REQUIREMENTS ▸
Read the listing below and copy out every line that holds "Begriff".

Collection entries
◆ ◆ ◆ ◆ ◆ ◆ ◆
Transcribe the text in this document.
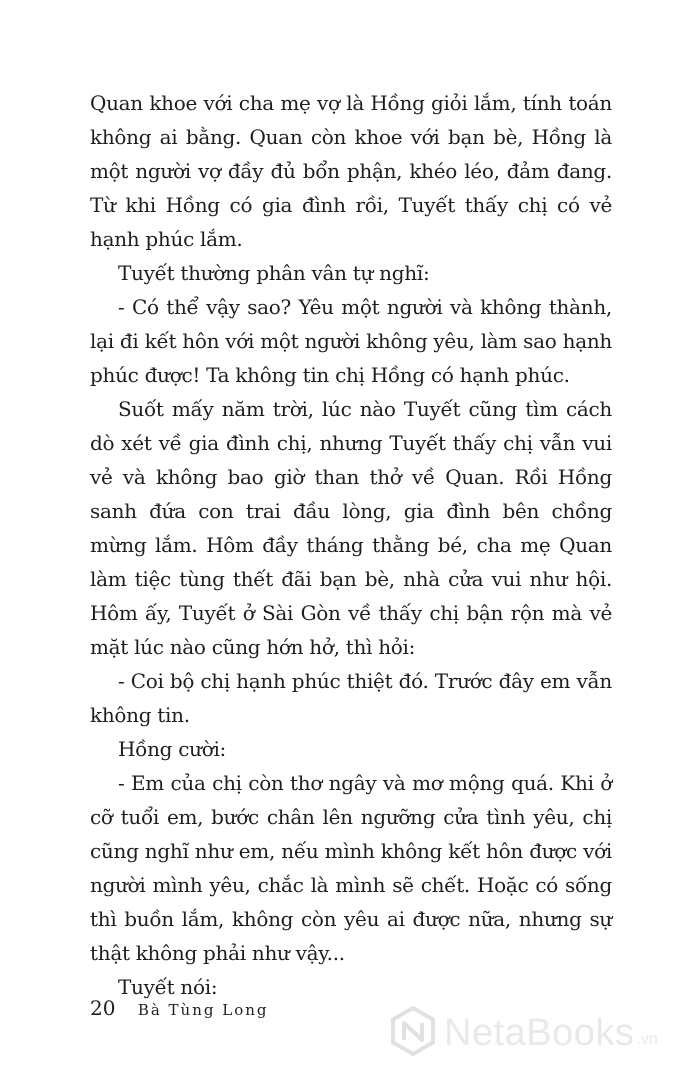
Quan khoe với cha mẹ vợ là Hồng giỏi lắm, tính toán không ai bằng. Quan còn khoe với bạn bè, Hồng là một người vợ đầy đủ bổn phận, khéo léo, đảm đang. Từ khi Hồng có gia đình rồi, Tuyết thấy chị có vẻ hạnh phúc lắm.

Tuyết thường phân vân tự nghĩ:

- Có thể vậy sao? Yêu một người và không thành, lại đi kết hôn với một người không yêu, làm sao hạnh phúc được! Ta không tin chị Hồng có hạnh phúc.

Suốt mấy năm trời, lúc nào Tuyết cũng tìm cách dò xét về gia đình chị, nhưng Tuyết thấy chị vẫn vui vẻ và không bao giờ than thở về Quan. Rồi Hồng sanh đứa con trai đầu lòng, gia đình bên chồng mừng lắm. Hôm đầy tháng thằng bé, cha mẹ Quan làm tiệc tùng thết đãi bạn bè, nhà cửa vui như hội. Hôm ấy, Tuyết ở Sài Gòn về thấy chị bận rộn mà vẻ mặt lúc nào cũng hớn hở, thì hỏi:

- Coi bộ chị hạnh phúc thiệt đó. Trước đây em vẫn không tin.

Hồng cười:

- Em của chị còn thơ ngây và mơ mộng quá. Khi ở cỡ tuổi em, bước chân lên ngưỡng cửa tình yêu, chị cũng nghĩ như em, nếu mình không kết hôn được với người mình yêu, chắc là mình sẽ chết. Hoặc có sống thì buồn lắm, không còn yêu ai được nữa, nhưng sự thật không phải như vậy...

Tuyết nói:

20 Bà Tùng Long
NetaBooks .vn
◆ ◆ ◆ ◆ ◆ ◆ ◆
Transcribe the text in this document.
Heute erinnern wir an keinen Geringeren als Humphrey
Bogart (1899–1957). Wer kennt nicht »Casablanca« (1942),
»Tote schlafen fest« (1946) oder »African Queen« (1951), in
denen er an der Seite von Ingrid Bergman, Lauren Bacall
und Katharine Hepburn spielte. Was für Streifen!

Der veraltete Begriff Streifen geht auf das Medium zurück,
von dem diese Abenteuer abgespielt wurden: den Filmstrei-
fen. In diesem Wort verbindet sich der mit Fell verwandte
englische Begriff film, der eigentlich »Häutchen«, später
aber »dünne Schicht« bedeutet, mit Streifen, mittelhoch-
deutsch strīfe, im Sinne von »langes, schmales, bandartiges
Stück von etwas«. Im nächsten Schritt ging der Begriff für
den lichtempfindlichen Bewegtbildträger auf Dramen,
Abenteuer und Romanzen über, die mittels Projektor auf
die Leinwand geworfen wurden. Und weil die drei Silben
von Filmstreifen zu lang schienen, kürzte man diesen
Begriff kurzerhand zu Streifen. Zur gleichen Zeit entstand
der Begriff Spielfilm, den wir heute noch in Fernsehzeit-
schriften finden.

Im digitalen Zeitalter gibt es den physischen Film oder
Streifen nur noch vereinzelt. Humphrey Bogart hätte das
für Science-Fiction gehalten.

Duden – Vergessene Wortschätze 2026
◆ ◆ ◆ ◆ ◆ ◆ ◆
THE OUTPUT ▸
Der veraltete Begriff Streifen geht auf das Medium zurück,
englische Begriff film, der eigentlich »Häutchen«, später
Stück von etwas«. Im nächsten Schritt ging der Begriff für
Begriff kurzerhand zu Streifen. Zur gleichen Zeit entstand
der Begriff Spielfilm, den wir heute noch in Fernsehzeit-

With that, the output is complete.